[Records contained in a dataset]

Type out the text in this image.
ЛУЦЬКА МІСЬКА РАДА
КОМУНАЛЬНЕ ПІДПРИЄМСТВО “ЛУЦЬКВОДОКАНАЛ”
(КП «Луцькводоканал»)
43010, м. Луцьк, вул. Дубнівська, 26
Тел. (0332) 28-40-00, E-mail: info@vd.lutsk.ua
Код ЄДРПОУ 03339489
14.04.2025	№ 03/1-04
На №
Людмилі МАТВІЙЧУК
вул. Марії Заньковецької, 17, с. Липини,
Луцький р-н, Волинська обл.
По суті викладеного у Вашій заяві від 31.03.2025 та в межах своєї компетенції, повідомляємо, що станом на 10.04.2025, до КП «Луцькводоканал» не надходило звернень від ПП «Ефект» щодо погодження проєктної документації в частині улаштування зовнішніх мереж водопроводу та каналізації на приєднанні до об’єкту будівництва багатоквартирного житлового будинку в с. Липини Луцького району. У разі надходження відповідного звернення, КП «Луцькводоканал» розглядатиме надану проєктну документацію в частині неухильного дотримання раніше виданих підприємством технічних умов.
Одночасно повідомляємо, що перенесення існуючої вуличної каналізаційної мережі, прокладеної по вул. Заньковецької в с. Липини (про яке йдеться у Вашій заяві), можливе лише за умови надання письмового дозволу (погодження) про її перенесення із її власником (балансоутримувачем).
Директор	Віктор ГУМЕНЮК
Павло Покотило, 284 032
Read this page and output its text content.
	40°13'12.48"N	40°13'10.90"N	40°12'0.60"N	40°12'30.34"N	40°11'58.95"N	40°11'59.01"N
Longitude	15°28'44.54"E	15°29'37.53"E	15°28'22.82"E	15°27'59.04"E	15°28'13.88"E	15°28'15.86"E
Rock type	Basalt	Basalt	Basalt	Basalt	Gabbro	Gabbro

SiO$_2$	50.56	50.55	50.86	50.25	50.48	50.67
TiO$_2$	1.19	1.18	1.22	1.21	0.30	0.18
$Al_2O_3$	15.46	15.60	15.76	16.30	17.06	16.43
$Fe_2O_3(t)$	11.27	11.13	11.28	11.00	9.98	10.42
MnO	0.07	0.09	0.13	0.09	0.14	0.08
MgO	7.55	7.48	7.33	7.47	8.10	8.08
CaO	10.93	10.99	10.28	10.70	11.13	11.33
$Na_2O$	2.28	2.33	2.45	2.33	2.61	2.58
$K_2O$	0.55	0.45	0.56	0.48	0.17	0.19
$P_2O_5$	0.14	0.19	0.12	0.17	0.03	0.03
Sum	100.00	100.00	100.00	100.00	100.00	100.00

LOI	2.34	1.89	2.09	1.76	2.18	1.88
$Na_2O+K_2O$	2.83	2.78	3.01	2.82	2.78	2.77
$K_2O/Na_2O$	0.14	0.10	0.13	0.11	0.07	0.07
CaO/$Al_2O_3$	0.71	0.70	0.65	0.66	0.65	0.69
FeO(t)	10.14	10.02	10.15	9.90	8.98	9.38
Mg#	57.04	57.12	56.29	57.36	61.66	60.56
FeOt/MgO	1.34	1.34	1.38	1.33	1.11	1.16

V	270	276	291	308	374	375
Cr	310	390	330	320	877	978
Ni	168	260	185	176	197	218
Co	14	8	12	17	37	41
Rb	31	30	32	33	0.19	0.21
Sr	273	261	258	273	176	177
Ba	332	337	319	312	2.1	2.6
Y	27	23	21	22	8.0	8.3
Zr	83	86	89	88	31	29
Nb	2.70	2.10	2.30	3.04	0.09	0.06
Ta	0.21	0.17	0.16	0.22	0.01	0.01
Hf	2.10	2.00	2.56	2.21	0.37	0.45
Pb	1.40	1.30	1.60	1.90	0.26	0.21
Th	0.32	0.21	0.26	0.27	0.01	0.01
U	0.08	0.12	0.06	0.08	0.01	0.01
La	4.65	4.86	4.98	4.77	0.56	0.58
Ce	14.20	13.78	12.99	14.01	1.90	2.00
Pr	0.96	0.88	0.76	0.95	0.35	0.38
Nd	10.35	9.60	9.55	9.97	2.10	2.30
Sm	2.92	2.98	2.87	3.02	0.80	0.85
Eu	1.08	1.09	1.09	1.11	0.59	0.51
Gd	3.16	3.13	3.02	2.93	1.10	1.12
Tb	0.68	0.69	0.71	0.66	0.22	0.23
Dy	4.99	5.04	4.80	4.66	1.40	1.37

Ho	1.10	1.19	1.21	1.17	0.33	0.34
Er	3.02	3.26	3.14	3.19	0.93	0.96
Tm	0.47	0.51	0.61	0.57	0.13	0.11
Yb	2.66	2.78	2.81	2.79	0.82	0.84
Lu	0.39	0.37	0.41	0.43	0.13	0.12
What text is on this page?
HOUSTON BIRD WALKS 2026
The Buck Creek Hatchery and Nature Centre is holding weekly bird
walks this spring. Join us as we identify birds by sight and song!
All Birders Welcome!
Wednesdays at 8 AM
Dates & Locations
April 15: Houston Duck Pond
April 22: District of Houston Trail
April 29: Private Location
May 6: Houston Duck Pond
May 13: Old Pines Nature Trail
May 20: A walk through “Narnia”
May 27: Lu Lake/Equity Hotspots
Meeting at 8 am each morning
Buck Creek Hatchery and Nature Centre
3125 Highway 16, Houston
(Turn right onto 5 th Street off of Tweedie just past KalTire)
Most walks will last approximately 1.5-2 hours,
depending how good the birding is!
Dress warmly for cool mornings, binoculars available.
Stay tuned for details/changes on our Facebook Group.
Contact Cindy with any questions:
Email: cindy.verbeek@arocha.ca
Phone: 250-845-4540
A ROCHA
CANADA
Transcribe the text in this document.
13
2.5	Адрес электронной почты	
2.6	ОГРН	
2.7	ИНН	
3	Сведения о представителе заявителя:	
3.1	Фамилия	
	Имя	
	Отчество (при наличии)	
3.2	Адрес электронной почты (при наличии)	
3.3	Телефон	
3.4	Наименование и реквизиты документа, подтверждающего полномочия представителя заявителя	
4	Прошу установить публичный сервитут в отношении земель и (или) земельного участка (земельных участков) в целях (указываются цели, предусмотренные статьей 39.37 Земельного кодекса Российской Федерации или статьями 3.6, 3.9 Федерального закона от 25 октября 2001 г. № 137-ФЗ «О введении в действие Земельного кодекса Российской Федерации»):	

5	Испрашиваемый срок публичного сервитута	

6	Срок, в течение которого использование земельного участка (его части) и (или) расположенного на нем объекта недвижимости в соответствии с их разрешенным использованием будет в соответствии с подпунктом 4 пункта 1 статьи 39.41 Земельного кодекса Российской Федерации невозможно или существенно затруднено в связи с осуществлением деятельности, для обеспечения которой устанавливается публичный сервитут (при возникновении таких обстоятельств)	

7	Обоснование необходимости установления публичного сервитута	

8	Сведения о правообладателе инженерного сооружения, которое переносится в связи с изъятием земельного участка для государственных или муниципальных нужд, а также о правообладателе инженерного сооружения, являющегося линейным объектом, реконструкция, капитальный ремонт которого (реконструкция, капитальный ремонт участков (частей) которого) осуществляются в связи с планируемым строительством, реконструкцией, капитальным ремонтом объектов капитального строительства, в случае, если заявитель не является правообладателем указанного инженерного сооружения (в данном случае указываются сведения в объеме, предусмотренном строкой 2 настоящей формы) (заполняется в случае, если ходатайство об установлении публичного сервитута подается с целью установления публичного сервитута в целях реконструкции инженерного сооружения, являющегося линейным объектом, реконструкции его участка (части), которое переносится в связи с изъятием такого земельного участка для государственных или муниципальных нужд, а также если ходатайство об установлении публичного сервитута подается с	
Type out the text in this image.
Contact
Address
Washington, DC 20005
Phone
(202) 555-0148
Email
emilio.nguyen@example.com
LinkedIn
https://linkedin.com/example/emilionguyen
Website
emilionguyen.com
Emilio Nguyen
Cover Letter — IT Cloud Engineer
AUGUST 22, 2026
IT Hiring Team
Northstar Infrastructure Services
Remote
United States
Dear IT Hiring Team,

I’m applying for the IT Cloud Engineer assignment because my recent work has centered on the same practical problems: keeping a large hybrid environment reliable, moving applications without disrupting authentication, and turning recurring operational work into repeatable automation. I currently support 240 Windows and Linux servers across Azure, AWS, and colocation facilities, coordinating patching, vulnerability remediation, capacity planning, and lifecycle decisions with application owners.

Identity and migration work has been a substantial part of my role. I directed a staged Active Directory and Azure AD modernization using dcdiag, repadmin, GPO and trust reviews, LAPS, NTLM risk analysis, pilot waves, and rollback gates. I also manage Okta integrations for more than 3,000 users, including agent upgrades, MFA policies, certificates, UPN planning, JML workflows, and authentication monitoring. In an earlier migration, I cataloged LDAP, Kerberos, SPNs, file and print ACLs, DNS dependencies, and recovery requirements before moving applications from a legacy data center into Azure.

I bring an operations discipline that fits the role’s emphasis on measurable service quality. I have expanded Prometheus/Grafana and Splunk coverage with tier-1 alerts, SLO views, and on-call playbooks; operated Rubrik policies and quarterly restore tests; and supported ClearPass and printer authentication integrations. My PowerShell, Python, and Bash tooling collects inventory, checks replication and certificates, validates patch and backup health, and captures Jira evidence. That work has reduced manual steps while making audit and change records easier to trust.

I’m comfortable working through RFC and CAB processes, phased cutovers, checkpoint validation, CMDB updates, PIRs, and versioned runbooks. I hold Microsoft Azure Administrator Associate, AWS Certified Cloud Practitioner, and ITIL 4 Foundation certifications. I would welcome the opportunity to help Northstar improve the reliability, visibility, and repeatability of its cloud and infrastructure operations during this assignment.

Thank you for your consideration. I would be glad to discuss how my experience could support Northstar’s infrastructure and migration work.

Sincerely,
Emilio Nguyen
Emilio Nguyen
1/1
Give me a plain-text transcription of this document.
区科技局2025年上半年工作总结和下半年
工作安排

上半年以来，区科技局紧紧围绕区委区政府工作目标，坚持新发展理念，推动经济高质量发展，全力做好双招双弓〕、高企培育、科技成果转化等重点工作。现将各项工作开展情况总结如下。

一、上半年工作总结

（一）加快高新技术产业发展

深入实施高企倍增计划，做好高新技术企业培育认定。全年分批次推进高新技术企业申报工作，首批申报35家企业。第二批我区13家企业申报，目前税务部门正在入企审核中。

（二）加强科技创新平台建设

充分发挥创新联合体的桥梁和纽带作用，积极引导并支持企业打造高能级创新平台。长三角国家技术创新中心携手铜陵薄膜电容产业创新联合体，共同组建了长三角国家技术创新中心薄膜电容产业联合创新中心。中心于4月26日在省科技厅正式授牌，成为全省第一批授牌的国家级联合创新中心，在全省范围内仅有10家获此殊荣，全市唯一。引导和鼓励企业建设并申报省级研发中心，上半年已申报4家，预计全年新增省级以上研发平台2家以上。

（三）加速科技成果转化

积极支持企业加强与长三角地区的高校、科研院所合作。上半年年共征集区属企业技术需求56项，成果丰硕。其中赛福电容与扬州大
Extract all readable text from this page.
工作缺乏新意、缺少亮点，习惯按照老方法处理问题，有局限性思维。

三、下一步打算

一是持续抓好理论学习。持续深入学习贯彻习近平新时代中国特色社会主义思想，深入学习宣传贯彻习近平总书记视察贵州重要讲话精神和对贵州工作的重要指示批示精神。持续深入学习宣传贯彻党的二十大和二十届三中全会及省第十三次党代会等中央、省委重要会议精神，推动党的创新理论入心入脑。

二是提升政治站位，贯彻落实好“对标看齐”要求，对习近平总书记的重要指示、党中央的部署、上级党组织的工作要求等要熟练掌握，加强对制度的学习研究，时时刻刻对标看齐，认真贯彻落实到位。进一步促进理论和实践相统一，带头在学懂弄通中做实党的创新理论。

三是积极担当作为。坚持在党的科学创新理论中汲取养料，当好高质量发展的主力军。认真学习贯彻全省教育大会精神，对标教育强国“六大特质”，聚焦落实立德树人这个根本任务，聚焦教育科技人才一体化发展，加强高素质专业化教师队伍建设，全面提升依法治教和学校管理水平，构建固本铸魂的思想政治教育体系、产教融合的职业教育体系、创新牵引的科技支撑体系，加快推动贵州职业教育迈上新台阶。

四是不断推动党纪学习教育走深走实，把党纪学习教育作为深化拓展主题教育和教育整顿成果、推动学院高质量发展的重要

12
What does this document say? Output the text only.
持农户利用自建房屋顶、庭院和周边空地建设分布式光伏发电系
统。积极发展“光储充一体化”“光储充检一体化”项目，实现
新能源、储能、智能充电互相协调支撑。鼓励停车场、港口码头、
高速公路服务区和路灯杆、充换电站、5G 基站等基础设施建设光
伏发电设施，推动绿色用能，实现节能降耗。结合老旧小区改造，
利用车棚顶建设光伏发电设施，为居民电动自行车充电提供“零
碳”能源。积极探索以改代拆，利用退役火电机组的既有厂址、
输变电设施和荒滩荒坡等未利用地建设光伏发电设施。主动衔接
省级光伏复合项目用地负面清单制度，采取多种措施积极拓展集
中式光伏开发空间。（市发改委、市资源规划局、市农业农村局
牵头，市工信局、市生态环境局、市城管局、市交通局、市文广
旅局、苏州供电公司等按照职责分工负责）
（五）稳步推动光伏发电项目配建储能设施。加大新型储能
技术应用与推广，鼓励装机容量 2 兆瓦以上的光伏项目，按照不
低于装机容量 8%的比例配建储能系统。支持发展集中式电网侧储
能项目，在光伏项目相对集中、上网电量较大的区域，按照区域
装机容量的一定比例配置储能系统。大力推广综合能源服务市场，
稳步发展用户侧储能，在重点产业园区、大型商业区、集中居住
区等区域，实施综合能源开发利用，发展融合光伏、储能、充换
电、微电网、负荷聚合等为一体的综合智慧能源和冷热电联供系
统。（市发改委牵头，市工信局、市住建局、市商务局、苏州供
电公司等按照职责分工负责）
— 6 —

- [Set task]
Note each line of the entries that has "What" in it, and copy those lines.

- [Exercise response]
What text is on this page?
What does this document say? Output the text only.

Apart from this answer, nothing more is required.